** start of Task inputs **

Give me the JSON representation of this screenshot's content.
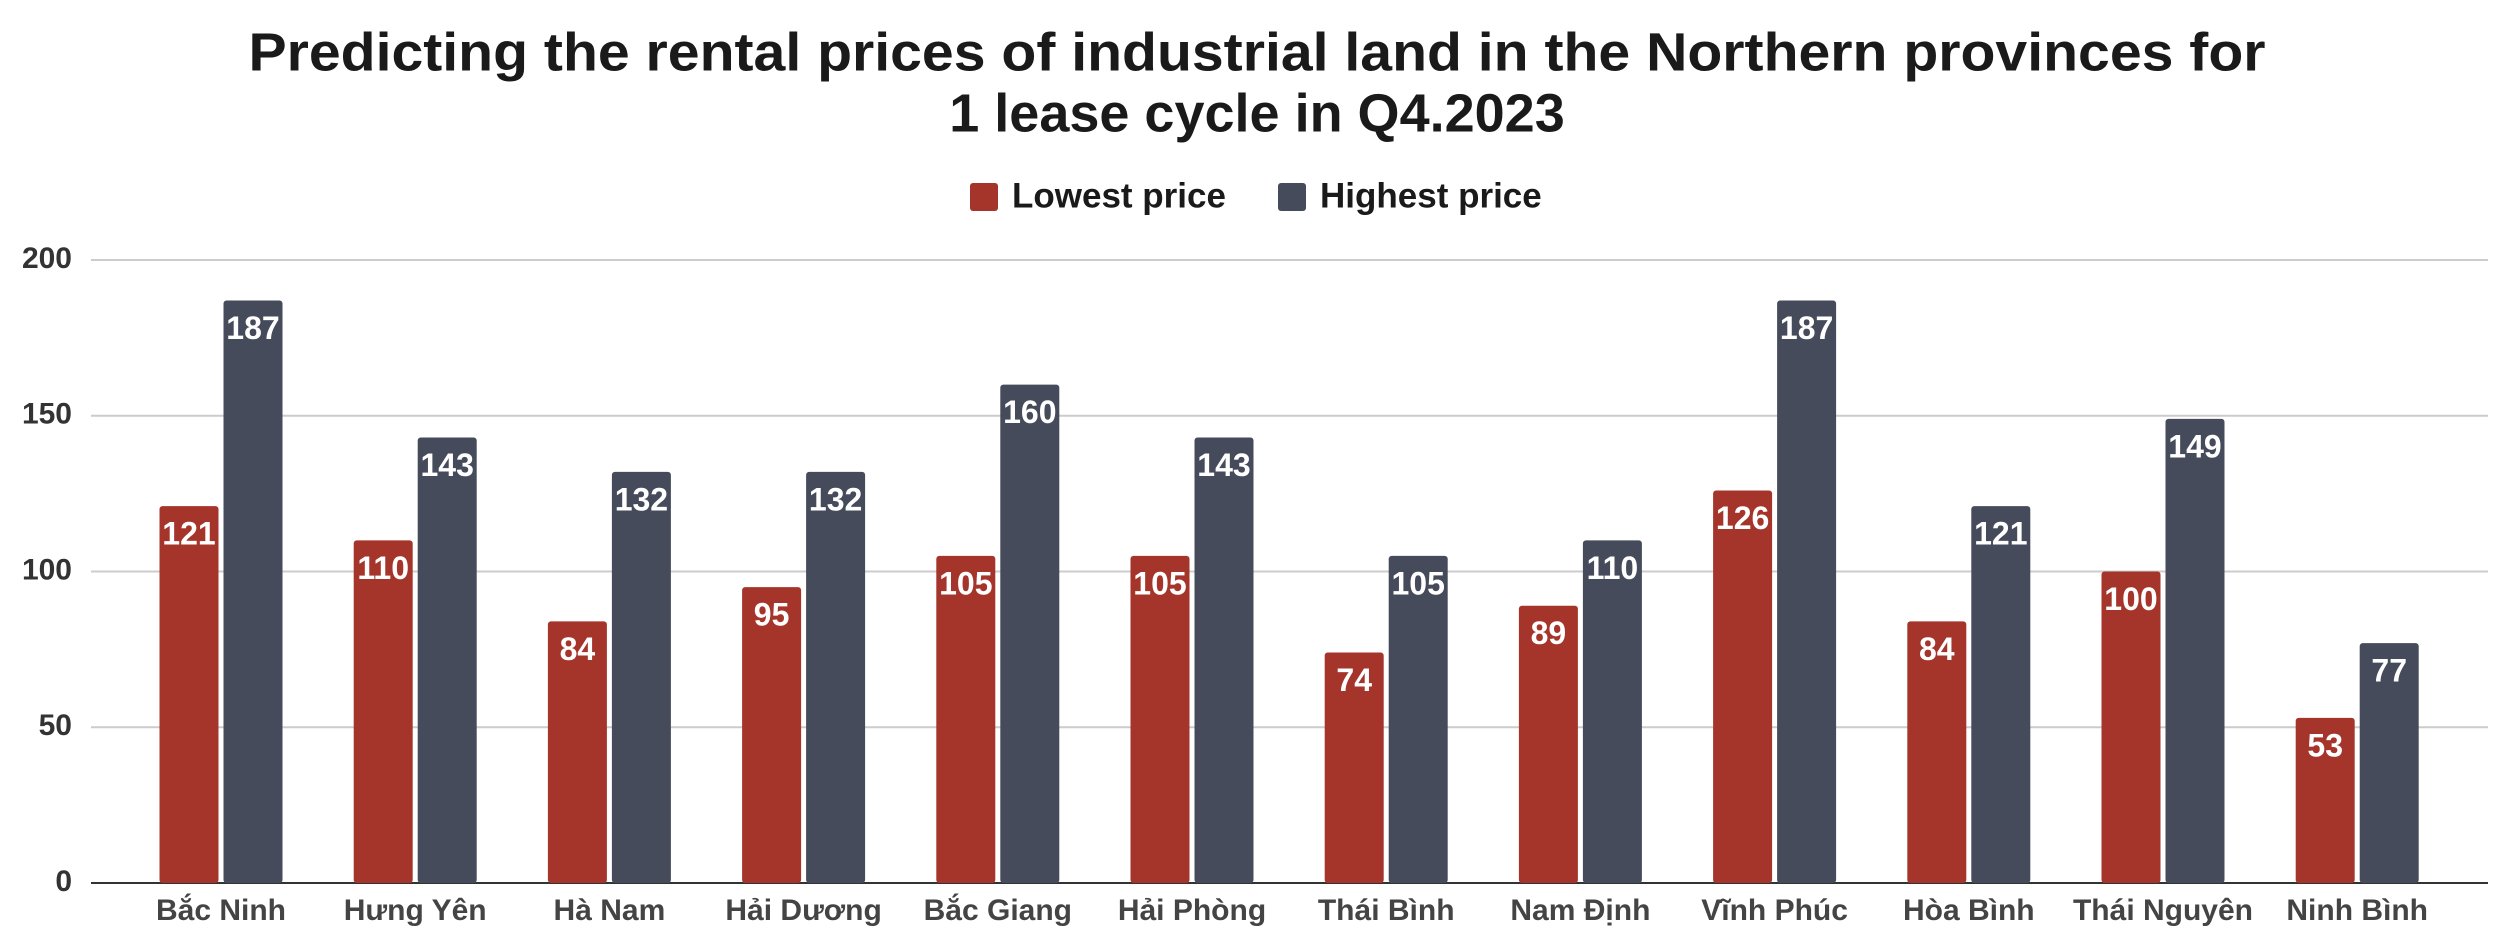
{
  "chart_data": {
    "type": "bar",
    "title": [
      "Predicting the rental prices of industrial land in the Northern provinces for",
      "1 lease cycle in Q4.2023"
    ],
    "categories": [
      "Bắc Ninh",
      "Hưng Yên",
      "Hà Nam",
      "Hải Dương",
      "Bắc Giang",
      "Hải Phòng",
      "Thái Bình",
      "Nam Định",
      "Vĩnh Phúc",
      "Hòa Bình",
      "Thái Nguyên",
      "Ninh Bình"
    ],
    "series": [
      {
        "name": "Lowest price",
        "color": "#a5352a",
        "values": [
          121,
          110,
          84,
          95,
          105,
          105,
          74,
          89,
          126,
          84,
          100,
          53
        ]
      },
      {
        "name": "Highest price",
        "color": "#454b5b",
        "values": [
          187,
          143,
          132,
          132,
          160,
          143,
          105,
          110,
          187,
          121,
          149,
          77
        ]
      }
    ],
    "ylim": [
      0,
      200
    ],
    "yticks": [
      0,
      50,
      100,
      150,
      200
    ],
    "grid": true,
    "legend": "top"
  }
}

** end of Task inputs **

§ Instruction: Print the records word for word and exclude any picture they hold.

§ The output:
Give me the JSON representation of this screenshot's content.
{
  "chart_data": {
    "type": "bar",
    "title": [
      "Predicting the rental prices of industrial land in the Northern provinces for",
      "1 lease cycle in Q4.2023"
    ],
    "categories": [
      "Bắc Ninh",
      "Hưng Yên",
      "Hà Nam",
      "Hải Dương",
      "Bắc Giang",
      "Hải Phòng",
      "Thái Bình",
      "Nam Định",
      "Vĩnh Phúc",
      "Hòa Bình",
      "Thái Nguyên",
      "Ninh Bình"
    ],
    "series": [
      {
        "name": "Lowest price",
        "color": "#a5352a",
        "values": [
          121,
          110,
          84,
          95,
          105,
          105,
          74,
          89,
          126,
          84,
          100,
          53
        ]
      },
      {
        "name": "Highest price",
        "color": "#454b5b",
        "values": [
          187,
          143,
          132,
          132,
          160,
          143,
          105,
          110,
          187,
          121,
          149,
          77
        ]
      }
    ],
    "ylim": [
      0,
      200
    ],
    "yticks": [
      0,
      50,
      100,
      150,
      200
    ],
    "grid": true,
    "legend": "top"
  }
}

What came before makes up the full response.